Count every line in the entries that contains "ylabel". Report that count alone.

● **RAW RECORDS**:
____

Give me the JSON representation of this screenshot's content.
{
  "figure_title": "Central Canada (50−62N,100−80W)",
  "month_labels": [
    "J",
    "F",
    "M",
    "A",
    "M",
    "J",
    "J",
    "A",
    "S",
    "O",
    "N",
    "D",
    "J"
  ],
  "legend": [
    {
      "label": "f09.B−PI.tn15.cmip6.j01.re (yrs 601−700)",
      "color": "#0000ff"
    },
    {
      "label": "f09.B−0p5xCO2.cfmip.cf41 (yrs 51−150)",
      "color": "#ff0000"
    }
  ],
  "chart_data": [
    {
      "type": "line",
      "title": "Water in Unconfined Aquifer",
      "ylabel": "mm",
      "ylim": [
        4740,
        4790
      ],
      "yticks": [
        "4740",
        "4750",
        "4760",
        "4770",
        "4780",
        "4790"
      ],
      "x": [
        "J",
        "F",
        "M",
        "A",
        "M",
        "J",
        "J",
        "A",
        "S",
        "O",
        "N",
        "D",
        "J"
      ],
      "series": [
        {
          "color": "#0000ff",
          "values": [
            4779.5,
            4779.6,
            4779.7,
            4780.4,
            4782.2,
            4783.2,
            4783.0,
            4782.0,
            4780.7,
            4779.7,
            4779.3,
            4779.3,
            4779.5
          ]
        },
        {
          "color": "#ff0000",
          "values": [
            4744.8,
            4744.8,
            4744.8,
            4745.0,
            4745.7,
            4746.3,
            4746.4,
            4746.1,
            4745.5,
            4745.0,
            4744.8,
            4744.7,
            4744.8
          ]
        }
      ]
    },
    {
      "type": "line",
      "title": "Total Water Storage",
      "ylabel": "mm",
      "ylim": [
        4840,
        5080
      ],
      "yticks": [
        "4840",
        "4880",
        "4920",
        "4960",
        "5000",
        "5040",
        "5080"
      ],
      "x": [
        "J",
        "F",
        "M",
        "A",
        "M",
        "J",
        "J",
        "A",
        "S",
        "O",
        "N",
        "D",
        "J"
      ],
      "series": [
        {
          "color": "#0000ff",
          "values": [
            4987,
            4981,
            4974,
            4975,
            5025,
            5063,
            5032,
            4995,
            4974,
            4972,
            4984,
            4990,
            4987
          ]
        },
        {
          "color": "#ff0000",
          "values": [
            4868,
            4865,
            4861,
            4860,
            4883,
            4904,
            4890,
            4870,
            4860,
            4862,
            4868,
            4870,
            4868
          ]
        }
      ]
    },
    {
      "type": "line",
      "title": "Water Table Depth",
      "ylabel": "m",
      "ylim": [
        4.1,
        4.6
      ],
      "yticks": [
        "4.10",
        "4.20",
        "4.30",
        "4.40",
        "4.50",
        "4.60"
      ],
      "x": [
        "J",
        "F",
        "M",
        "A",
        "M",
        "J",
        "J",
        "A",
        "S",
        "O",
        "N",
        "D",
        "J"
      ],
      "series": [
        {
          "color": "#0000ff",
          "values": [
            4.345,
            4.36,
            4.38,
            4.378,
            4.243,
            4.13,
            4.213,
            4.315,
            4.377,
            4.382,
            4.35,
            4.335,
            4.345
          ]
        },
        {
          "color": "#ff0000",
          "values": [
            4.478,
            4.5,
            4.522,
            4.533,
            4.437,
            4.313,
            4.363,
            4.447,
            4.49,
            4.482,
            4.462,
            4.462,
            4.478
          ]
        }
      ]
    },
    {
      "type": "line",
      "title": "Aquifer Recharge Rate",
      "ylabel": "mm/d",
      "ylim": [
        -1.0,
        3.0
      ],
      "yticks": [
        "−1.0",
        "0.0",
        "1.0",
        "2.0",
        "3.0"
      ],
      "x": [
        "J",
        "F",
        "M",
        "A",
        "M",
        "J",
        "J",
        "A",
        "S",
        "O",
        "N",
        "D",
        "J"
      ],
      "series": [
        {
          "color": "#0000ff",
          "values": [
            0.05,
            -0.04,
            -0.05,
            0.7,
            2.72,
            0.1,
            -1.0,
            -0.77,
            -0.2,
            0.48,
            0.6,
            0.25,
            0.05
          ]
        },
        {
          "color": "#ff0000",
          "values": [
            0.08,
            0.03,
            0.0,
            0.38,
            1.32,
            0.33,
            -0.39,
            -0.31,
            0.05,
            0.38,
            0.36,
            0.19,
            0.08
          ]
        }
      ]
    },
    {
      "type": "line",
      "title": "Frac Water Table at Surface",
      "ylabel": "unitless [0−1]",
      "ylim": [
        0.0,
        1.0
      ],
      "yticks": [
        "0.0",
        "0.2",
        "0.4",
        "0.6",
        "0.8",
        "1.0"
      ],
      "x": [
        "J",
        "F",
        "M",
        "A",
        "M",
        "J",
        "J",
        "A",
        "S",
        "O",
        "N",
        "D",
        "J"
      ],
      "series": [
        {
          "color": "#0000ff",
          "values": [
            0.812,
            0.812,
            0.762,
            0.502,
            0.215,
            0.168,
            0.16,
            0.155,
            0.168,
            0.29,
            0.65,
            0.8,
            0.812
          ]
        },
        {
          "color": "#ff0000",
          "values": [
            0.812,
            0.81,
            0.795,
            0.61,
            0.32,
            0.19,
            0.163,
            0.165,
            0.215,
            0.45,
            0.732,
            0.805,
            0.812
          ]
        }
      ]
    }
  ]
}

____

● **ANSWER FOR THE TASK**: 5